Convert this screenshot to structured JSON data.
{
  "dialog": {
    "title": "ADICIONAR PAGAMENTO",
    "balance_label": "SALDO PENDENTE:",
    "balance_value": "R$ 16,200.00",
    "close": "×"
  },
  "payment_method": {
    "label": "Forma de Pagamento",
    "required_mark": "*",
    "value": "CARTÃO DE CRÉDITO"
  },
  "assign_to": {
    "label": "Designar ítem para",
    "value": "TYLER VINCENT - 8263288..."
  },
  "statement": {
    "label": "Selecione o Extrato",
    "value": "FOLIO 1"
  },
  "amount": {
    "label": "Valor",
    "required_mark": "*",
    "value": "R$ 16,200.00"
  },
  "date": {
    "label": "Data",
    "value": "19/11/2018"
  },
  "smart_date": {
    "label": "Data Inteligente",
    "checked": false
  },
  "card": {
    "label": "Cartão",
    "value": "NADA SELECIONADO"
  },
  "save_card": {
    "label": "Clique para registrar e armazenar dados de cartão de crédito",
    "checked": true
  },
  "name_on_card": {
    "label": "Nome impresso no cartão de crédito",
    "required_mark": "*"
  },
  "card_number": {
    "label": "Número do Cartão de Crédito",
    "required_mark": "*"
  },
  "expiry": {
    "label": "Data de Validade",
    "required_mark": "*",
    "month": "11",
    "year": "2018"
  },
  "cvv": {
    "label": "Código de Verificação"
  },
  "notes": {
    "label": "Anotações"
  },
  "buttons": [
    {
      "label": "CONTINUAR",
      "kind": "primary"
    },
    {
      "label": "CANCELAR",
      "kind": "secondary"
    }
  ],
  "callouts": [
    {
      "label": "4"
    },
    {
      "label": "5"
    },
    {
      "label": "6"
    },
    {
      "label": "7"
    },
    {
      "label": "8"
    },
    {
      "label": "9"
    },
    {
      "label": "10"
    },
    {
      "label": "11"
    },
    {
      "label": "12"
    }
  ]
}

- - -

WRITTEN TASK
Reproduce each line verbatim.

SOLVED PROBLEM
Convert this screenshot to structured JSON data.
{
  "dialog": {
    "title": "ADICIONAR PAGAMENTO",
    "balance_label": "SALDO PENDENTE:",
    "balance_value": "R$ 16,200.00",
    "close": "×"
  },
  "payment_method": {
    "label": "Forma de Pagamento",
    "required_mark": "*",
    "value": "CARTÃO DE CRÉDITO"
  },
  "assign_to": {
    "label": "Designar ítem para",
    "value": "TYLER VINCENT - 8263288..."
  },
  "statement": {
    "label": "Selecione o Extrato",
    "value": "FOLIO 1"
  },
  "amount": {
    "label": "Valor",
    "required_mark": "*",
    "value": "R$ 16,200.00"
  },
  "date": {
    "label": "Data",
    "value": "19/11/2018"
  },
  "smart_date": {
    "label": "Data Inteligente",
    "checked": false
  },
  "card": {
    "label": "Cartão",
    "value": "NADA SELECIONADO"
  },
  "save_card": {
    "label": "Clique para registrar e armazenar dados de cartão de crédito",
    "checked": true
  },
  "name_on_card": {
    "label": "Nome impresso no cartão de crédito",
    "required_mark": "*"
  },
  "card_number": {
    "label": "Número do Cartão de Crédito",
    "required_mark": "*"
  },
  "expiry": {
    "label": "Data de Validade",
    "required_mark": "*",
    "month": "11",
    "year": "2018"
  },
  "cvv": {
    "label": "Código de Verificação"
  },
  "notes": {
    "label": "Anotações"
  },
  "buttons": [
    {
      "label": "CONTINUAR",
      "kind": "primary"
    },
    {
      "label": "CANCELAR",
      "kind": "secondary"
    }
  ],
  "callouts": [
    {
      "label": "4"
    },
    {
      "label": "5"
    },
    {
      "label": "6"
    },
    {
      "label": "7"
    },
    {
      "label": "8"
    },
    {
      "label": "9"
    },
    {
      "label": "10"
    },
    {
      "label": "11"
    },
    {
      "label": "12"
    }
  ]
}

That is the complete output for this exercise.